━━━━━ EXCERPTED RECORDS

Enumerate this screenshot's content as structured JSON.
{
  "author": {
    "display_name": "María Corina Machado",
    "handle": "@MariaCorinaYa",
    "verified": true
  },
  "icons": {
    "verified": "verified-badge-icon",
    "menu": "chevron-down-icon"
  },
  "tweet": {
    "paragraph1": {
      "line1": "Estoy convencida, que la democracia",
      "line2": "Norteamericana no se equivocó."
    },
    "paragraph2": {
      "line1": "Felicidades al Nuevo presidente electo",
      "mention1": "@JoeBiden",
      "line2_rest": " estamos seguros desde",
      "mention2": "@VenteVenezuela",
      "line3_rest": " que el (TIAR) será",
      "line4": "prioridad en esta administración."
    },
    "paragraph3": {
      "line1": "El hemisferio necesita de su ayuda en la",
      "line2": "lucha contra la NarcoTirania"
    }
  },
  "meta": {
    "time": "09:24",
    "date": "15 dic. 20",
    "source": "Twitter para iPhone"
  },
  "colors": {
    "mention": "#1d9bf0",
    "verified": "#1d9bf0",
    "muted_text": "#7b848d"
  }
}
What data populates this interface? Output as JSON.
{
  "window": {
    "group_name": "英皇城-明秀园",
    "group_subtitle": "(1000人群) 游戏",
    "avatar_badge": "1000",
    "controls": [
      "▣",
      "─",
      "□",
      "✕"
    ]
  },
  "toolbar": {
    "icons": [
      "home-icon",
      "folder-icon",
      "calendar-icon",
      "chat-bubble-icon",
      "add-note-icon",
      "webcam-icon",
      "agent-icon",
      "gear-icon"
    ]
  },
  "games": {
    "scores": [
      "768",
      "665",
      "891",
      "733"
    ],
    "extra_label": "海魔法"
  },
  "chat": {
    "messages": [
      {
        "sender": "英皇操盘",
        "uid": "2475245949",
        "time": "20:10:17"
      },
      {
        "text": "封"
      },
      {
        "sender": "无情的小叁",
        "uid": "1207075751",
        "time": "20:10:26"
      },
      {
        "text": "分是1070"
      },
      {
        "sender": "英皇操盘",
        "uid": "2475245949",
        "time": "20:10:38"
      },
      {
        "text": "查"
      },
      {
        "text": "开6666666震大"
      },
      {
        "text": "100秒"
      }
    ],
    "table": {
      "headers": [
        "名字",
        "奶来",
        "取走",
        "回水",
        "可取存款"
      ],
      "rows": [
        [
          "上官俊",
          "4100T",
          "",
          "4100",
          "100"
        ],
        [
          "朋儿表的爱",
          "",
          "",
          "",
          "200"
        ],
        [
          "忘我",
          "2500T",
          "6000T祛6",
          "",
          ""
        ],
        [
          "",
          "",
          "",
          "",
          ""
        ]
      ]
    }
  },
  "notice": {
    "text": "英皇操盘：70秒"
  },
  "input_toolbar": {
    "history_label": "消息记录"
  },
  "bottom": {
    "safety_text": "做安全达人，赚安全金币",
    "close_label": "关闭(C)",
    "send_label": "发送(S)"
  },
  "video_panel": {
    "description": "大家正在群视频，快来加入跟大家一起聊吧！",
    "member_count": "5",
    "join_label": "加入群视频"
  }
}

━━━━━━━━━━

> WRITTEN INSTRUCTION
Show every line from the entries above in which "this" appears.

> ANSWER TO THE EXERCISE
Enumerate this screenshot's content as structured JSON.
What data populates this interface? Output as JSON.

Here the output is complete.